• YOUR INSTRUCTIONS: Copy all records verbatim.

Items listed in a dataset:
— Begin —

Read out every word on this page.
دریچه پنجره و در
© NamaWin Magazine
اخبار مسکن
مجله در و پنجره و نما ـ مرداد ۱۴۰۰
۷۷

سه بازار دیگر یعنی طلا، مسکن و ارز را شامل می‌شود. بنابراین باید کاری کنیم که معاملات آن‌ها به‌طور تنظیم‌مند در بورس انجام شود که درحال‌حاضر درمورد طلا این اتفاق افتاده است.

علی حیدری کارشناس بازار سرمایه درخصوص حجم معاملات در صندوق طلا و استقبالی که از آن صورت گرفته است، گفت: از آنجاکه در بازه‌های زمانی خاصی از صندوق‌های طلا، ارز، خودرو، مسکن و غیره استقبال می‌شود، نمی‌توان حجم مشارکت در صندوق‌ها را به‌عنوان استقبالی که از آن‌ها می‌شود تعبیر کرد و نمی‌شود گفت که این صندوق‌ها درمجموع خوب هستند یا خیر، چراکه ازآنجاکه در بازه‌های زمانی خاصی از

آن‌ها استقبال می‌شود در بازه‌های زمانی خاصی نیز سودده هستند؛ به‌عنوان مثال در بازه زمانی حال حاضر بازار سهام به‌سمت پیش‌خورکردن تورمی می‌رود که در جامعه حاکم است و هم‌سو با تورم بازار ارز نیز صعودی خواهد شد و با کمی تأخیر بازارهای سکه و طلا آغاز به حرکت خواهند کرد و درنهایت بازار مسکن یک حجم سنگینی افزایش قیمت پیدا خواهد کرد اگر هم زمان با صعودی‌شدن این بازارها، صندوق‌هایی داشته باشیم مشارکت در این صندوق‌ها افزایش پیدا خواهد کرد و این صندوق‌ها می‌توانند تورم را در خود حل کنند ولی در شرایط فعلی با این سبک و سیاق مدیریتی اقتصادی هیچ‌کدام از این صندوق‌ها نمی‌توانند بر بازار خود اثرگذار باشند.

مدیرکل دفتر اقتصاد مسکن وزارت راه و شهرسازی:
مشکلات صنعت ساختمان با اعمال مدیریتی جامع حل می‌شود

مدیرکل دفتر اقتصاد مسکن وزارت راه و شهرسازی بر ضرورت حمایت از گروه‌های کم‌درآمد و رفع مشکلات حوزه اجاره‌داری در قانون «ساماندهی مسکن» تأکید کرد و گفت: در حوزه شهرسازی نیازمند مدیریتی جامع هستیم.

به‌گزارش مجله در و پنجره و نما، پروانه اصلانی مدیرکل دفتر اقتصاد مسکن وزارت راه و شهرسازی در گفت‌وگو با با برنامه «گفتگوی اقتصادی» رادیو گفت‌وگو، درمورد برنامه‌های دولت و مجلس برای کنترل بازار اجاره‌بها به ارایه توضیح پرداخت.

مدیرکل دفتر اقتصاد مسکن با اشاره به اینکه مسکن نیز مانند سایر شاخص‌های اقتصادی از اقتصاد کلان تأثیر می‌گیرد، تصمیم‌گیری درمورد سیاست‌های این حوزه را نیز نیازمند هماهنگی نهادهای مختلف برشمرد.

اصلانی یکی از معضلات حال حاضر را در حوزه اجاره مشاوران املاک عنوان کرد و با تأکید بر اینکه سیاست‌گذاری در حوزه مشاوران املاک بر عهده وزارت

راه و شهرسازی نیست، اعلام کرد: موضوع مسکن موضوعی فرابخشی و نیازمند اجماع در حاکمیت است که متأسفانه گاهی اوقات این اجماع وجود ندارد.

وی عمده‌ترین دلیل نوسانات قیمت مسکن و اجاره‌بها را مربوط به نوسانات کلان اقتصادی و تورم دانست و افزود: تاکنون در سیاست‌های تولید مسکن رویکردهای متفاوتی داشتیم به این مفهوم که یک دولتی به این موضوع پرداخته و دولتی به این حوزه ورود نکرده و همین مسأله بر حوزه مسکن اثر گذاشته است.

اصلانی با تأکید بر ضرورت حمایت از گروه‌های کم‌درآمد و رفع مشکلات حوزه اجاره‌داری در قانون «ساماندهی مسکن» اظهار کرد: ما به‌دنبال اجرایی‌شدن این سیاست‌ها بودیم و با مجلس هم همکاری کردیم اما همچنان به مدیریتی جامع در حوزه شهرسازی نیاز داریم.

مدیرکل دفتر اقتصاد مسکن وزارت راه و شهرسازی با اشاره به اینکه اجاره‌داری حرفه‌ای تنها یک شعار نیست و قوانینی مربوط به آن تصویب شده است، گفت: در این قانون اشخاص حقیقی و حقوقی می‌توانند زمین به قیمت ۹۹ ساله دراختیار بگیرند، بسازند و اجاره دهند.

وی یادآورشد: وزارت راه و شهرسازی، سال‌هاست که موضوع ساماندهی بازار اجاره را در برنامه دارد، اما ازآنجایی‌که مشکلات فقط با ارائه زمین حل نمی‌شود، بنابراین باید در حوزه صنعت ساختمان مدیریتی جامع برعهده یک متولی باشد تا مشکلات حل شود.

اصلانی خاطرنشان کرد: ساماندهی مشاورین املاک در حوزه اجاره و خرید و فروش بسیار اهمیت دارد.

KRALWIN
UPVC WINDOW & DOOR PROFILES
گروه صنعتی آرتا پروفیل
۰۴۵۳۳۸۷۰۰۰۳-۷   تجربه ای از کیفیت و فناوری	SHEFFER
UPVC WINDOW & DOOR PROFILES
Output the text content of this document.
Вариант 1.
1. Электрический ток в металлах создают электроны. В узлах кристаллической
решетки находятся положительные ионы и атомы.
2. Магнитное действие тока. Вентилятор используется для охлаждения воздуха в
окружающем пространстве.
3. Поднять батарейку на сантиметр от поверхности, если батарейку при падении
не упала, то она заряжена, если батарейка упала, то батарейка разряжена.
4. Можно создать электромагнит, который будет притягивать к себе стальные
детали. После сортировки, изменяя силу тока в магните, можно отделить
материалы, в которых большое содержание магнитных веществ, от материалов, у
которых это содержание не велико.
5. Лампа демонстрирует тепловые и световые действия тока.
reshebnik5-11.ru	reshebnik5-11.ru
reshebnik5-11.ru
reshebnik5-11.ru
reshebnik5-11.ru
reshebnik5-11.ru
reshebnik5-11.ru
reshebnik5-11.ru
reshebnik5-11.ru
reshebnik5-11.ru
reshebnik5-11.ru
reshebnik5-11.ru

— End —

• EXERCISE RESULT:
Read out every word on this page.
دریچه پنجره و در
© NamaWin Magazine
اخبار مسکن
مجله در و پنجره و نما ـ مرداد ۱۴۰۰
۷۷

سه بازار دیگر یعنی طلا، مسکن و ارز را شامل می‌شود. بنابراین باید کاری کنیم که معاملات آن‌ها به‌طور تنظیم‌مند در بورس انجام شود که درحال‌حاضر درمورد طلا این اتفاق افتاده است.

علی حیدری کارشناس بازار سرمایه درخصوص حجم معاملات در صندوق طلا و استقبالی که از آن صورت گرفته است، گفت: از آنجاکه در بازه‌های زمانی خاصی از صندوق‌های طلا، ارز، خودرو، مسکن و غیره استقبال می‌شود، نمی‌توان حجم مشارکت در صندوق‌ها را به‌عنوان استقبالی که از آن‌ها می‌شود تعبیر کرد و نمی‌شود گفت که این صندوق‌ها درمجموع خوب هستند یا خیر، چراکه ازآنجاکه در بازه‌های زمانی خاصی از

آن‌ها استقبال می‌شود در بازه‌های زمانی خاصی نیز سودده هستند؛ به‌عنوان مثال در بازه زمانی حال حاضر بازار سهام به‌سمت پیش‌خورکردن تورمی می‌رود که در جامعه حاکم است و هم‌سو با تورم بازار ارز نیز صعودی خواهد شد و با کمی تأخیر بازارهای سکه و طلا آغاز به حرکت خواهند کرد و درنهایت بازار مسکن یک حجم سنگینی افزایش قیمت پیدا خواهد کرد اگر هم زمان با صعودی‌شدن این بازارها، صندوق‌هایی داشته باشیم مشارکت در این صندوق‌ها افزایش پیدا خواهد کرد و این صندوق‌ها می‌توانند تورم را در خود حل کنند ولی در شرایط فعلی با این سبک و سیاق مدیریتی اقتصادی هیچ‌کدام از این صندوق‌ها نمی‌توانند بر بازار خود اثرگذار باشند.

مدیرکل دفتر اقتصاد مسکن وزارت راه و شهرسازی:
مشکلات صنعت ساختمان با اعمال مدیریتی جامع حل می‌شود

مدیرکل دفتر اقتصاد مسکن وزارت راه و شهرسازی بر ضرورت حمایت از گروه‌های کم‌درآمد و رفع مشکلات حوزه اجاره‌داری در قانون «ساماندهی مسکن» تأکید کرد و گفت: در حوزه شهرسازی نیازمند مدیریتی جامع هستیم.

به‌گزارش مجله در و پنجره و نما، پروانه اصلانی مدیرکل دفتر اقتصاد مسکن وزارت راه و شهرسازی در گفت‌وگو با با برنامه «گفتگوی اقتصادی» رادیو گفت‌وگو، درمورد برنامه‌های دولت و مجلس برای کنترل بازار اجاره‌بها به ارایه توضیح پرداخت.

مدیرکل دفتر اقتصاد مسکن با اشاره به اینکه مسکن نیز مانند سایر شاخص‌های اقتصادی از اقتصاد کلان تأثیر می‌گیرد، تصمیم‌گیری درمورد سیاست‌های این حوزه را نیز نیازمند هماهنگی نهادهای مختلف برشمرد.

اصلانی یکی از معضلات حال حاضر را در حوزه اجاره مشاوران املاک عنوان کرد و با تأکید بر اینکه سیاست‌گذاری در حوزه مشاوران املاک بر عهده وزارت

راه و شهرسازی نیست، اعلام کرد: موضوع مسکن موضوعی فرابخشی و نیازمند اجماع در حاکمیت است که متأسفانه گاهی اوقات این اجماع وجود ندارد.

وی عمده‌ترین دلیل نوسانات قیمت مسکن و اجاره‌بها را مربوط به نوسانات کلان اقتصادی و تورم دانست و افزود: تاکنون در سیاست‌های تولید مسکن رویکردهای متفاوتی داشتیم به این مفهوم که یک دولتی به این موضوع پرداخته و دولتی به این حوزه ورود نکرده و همین مسأله بر حوزه مسکن اثر گذاشته است.

اصلانی با تأکید بر ضرورت حمایت از گروه‌های کم‌درآمد و رفع مشکلات حوزه اجاره‌داری در قانون «ساماندهی مسکن» اظهار کرد: ما به‌دنبال اجرایی‌شدن این سیاست‌ها بودیم و با مجلس هم همکاری کردیم اما همچنان به مدیریتی جامع در حوزه شهرسازی نیاز داریم.

مدیرکل دفتر اقتصاد مسکن وزارت راه و شهرسازی با اشاره به اینکه اجاره‌داری حرفه‌ای تنها یک شعار نیست و قوانینی مربوط به آن تصویب شده است، گفت: در این قانون اشخاص حقیقی و حقوقی می‌توانند زمین به قیمت ۹۹ ساله دراختیار بگیرند، بسازند و اجاره دهند.

وی یادآورشد: وزارت راه و شهرسازی، سال‌هاست که موضوع ساماندهی بازار اجاره را در برنامه دارد، اما ازآنجایی‌که مشکلات فقط با ارائه زمین حل نمی‌شود، بنابراین باید در حوزه صنعت ساختمان مدیریتی جامع برعهده یک متولی باشد تا مشکلات حل شود.

اصلانی خاطرنشان کرد: ساماندهی مشاورین املاک در حوزه اجاره و خرید و فروش بسیار اهمیت دارد.

KRALWIN
UPVC WINDOW & DOOR PROFILES
گروه صنعتی آرتا پروفیل
۰۴۵۳۳۸۷۰۰۰۳-۷   تجربه ای از کیفیت و فناوری	SHEFFER
UPVC WINDOW & DOOR PROFILES
Output the text content of this document.
Вариант 1.
1. Электрический ток в металлах создают электроны. В узлах кристаллической
решетки находятся положительные ионы и атомы.
2. Магнитное действие тока. Вентилятор используется для охлаждения воздуха в
окружающем пространстве.
3. Поднять батарейку на сантиметр от поверхности, если батарейку при падении
не упала, то она заряжена, если батарейка упала, то батарейка разряжена.
4. Можно создать электромагнит, который будет притягивать к себе стальные
детали. После сортировки, изменяя силу тока в магните, можно отделить
материалы, в которых большое содержание магнитных веществ, от материалов, у
которых это содержание не велико.
5. Лампа демонстрирует тепловые и световые действия тока.
reshebnik5-11.ru	reshebnik5-11.ru
reshebnik5-11.ru
reshebnik5-11.ru
reshebnik5-11.ru
reshebnik5-11.ru
reshebnik5-11.ru
reshebnik5-11.ru
reshebnik5-11.ru
reshebnik5-11.ru
reshebnik5-11.ru
reshebnik5-11.ru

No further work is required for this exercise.